▶ [Instruction]: Filter these entries, keeping only lines that hold the word "labels".

▶ [Materials provided]:
__________
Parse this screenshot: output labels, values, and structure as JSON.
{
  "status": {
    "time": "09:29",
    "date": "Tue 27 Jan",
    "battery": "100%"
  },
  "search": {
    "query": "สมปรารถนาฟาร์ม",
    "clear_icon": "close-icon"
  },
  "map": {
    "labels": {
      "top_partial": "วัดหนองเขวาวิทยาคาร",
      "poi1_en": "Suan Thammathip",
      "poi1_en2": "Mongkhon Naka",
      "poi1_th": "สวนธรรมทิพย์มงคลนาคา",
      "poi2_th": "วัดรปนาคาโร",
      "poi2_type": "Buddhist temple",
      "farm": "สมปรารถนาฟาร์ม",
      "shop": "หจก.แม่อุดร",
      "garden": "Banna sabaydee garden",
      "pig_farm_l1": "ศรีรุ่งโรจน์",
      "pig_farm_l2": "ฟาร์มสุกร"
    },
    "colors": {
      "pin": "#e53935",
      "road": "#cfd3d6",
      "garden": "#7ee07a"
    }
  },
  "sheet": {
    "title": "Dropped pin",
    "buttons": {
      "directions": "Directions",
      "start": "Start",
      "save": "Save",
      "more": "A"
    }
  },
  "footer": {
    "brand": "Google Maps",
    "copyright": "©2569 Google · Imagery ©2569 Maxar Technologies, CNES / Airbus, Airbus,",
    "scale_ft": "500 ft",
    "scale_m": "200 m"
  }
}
__________
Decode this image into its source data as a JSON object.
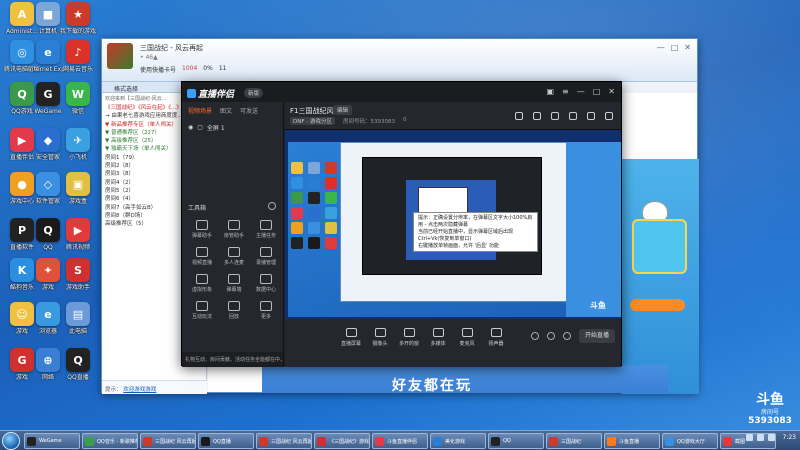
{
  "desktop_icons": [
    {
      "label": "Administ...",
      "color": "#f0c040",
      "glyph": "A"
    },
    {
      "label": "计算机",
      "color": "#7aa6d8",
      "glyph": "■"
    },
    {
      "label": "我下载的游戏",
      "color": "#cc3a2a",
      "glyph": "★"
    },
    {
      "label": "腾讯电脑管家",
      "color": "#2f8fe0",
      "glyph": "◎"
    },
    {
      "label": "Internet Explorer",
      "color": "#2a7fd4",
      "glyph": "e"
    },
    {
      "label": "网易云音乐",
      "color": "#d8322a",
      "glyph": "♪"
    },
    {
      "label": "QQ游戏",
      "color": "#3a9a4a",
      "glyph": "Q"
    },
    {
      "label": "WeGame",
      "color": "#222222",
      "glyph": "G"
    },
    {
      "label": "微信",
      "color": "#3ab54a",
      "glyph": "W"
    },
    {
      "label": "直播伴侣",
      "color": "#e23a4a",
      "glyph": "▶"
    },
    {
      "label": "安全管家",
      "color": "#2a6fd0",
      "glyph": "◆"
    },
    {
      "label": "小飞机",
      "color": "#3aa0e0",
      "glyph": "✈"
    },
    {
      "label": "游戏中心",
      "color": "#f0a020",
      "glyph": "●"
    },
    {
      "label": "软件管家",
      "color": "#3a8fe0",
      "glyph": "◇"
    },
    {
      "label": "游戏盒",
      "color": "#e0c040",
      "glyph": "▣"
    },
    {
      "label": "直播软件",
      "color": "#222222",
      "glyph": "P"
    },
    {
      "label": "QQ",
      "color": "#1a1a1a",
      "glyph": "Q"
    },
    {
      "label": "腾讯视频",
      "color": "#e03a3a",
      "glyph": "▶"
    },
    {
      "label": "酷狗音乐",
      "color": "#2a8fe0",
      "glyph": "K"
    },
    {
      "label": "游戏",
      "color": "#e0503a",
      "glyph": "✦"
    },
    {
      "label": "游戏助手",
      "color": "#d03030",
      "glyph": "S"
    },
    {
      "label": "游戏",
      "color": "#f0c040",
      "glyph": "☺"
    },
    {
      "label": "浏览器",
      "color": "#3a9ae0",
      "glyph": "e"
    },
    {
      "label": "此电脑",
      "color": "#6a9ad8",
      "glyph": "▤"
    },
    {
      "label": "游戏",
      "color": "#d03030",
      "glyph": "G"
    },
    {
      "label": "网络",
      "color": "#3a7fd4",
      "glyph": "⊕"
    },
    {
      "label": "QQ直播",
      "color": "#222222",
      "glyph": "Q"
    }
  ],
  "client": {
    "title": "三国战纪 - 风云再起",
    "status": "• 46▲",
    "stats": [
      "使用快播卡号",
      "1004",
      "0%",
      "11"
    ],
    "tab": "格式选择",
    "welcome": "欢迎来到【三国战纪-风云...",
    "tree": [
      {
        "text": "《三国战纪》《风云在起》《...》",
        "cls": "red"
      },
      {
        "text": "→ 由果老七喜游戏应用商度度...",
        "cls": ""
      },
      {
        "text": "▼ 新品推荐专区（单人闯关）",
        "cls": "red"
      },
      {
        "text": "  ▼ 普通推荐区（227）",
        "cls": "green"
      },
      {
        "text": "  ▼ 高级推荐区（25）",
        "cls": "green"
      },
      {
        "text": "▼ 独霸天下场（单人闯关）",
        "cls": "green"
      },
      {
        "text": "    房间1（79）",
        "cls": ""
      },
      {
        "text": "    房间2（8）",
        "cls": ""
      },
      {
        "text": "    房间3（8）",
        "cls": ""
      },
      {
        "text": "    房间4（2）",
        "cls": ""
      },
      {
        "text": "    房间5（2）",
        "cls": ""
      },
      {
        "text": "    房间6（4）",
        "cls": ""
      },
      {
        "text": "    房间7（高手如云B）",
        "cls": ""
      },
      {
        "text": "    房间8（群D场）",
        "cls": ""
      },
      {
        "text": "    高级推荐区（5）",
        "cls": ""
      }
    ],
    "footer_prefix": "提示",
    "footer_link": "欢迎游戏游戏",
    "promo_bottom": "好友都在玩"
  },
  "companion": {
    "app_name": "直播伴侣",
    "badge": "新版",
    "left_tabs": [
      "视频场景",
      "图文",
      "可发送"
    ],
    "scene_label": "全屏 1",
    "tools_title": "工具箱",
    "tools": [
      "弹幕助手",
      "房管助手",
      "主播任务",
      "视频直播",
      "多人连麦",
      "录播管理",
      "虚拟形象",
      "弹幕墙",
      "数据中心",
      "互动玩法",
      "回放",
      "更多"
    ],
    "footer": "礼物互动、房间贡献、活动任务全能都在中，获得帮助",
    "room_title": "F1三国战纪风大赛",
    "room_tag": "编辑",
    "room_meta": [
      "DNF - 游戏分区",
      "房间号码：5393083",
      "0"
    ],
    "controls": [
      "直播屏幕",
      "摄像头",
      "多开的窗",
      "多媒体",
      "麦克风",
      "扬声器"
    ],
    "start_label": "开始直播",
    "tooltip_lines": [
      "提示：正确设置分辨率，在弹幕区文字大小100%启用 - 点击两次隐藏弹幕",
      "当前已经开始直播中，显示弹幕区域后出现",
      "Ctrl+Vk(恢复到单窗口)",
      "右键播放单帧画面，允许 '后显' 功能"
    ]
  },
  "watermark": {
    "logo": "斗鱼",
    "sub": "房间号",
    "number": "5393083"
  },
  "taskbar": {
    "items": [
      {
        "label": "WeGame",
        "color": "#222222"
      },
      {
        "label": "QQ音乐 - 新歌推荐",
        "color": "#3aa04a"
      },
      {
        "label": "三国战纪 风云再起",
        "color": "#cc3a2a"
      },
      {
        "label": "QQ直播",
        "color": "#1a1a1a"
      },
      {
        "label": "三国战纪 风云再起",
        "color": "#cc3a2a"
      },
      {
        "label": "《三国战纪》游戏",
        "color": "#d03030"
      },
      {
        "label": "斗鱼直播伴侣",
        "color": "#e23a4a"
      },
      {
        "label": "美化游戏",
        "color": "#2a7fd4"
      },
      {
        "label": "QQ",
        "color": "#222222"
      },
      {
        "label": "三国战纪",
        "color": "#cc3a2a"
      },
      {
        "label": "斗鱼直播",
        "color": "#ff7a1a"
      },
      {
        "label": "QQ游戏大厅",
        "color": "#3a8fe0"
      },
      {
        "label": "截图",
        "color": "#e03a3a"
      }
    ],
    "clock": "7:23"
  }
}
__________
▶ [Exercise response]:
Parse this screenshot: output labels, values, and structure as JSON.
    "labels": {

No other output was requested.